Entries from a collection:
========================================
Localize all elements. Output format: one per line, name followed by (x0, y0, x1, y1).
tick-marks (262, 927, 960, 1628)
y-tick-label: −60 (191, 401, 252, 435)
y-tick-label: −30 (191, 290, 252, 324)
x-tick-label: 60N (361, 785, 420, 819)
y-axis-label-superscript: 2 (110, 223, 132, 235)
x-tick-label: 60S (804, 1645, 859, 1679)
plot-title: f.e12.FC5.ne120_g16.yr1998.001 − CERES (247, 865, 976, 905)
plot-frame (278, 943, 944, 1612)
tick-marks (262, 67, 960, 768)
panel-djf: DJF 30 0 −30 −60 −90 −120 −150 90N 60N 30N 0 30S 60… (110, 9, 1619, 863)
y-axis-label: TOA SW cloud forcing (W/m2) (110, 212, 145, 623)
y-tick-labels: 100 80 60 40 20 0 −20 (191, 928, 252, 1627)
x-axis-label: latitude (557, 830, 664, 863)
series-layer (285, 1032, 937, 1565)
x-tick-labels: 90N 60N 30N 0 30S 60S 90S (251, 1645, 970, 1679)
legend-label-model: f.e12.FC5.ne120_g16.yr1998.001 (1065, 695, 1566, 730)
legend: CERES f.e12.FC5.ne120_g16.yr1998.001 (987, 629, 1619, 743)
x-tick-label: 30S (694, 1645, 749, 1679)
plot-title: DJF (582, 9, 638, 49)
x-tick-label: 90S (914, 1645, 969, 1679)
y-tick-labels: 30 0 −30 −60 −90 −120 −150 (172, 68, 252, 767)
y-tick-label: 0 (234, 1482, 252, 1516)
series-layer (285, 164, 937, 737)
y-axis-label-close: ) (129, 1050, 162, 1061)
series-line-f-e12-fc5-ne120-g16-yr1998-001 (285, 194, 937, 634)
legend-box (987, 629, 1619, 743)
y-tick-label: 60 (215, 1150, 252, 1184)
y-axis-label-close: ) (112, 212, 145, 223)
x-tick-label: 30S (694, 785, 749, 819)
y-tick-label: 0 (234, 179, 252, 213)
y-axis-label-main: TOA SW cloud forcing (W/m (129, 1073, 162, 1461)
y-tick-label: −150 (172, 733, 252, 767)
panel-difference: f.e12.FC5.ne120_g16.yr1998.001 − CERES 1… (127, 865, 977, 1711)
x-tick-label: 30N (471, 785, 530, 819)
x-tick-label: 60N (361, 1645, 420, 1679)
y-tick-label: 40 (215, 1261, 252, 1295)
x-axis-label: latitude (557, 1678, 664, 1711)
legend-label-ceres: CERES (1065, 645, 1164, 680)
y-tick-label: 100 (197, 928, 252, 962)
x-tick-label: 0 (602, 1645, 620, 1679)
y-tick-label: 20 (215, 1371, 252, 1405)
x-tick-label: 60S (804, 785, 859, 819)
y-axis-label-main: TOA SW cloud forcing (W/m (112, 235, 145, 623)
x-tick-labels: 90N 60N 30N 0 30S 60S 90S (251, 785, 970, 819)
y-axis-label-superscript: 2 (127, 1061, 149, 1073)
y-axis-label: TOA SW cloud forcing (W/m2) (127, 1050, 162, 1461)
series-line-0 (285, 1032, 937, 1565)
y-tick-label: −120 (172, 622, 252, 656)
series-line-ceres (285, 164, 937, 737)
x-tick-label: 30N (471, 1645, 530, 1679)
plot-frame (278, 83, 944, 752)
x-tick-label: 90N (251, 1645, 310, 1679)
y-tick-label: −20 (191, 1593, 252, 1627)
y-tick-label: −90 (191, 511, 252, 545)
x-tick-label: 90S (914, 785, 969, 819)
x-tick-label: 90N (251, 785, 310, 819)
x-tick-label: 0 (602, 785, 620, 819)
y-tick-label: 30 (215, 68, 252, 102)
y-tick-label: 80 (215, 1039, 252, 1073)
========================================
* [Problem details]
Reproduce these lines word for word, covering every record.

* [Exercise response]
Localize all elements. Output format: one per line, name followed by (x0, y0, x1, y1).
tick-marks (262, 927, 960, 1628)
y-tick-label: −60 (191, 401, 252, 435)
y-tick-label: −30 (191, 290, 252, 324)
x-tick-label: 60N (361, 785, 420, 819)
y-axis-label-superscript: 2 (110, 223, 132, 235)
x-tick-label: 60S (804, 1645, 859, 1679)
plot-title: f.e12.FC5.ne120_g16.yr1998.001 − CERES (247, 865, 976, 905)
plot-frame (278, 943, 944, 1612)
tick-marks (262, 67, 960, 768)
panel-djf: DJF 30 0 −30 −60 −90 −120 −150 90N 60N 30N 0 30S 60… (110, 9, 1619, 863)
y-axis-label: TOA SW cloud forcing (W/m2) (110, 212, 145, 623)
y-tick-labels: 100 80 60 40 20 0 −20 (191, 928, 252, 1627)
x-axis-label: latitude (557, 830, 664, 863)
series-layer (285, 1032, 937, 1565)
x-tick-labels: 90N 60N 30N 0 30S 60S 90S (251, 1645, 970, 1679)
legend-label-model: f.e12.FC5.ne120_g16.yr1998.001 (1065, 695, 1566, 730)
legend: CERES f.e12.FC5.ne120_g16.yr1998.001 (987, 629, 1619, 743)
x-tick-label: 30S (694, 1645, 749, 1679)
plot-title: DJF (582, 9, 638, 49)
x-tick-label: 90S (914, 1645, 969, 1679)
y-tick-labels: 30 0 −30 −60 −90 −120 −150 (172, 68, 252, 767)
y-tick-label: 0 (234, 1482, 252, 1516)
series-layer (285, 164, 937, 737)
y-axis-label-close: ) (129, 1050, 162, 1061)
series-line-f-e12-fc5-ne120-g16-yr1998-001 (285, 194, 937, 634)
legend-box (987, 629, 1619, 743)
y-tick-label: 60 (215, 1150, 252, 1184)
y-axis-label-close: ) (112, 212, 145, 223)
x-tick-label: 30S (694, 785, 749, 819)
y-tick-label: 0 (234, 179, 252, 213)
y-axis-label-main: TOA SW cloud forcing (W/m (129, 1073, 162, 1461)
y-tick-label: −150 (172, 733, 252, 767)
panel-difference: f.e12.FC5.ne120_g16.yr1998.001 − CERES 1… (127, 865, 977, 1711)
x-tick-label: 30N (471, 785, 530, 819)
x-tick-label: 60N (361, 1645, 420, 1679)
y-tick-label: 40 (215, 1261, 252, 1295)
x-axis-label: latitude (557, 1678, 664, 1711)
legend-label-ceres: CERES (1065, 645, 1164, 680)
y-tick-label: 100 (197, 928, 252, 962)
x-tick-label: 0 (602, 1645, 620, 1679)
y-tick-label: 20 (215, 1371, 252, 1405)
x-tick-label: 60S (804, 785, 859, 819)
y-axis-label-main: TOA SW cloud forcing (W/m (112, 235, 145, 623)
x-tick-labels: 90N 60N 30N 0 30S 60S 90S (251, 785, 970, 819)
y-axis-label-superscript: 2 (127, 1061, 149, 1073)
y-axis-label: TOA SW cloud forcing (W/m2) (127, 1050, 162, 1461)
series-line-0 (285, 1032, 937, 1565)
y-tick-label: −120 (172, 622, 252, 656)
series-line-ceres (285, 164, 937, 737)
x-tick-label: 30N (471, 1645, 530, 1679)
plot-frame (278, 83, 944, 752)
x-tick-label: 90N (251, 1645, 310, 1679)
y-tick-label: −20 (191, 1593, 252, 1627)
y-tick-label: −90 (191, 511, 252, 545)
x-tick-label: 90S (914, 785, 969, 819)
x-tick-label: 90N (251, 785, 310, 819)
x-tick-label: 0 (602, 785, 620, 819)
y-tick-label: 30 (215, 68, 252, 102)
y-tick-label: 80 (215, 1039, 252, 1073)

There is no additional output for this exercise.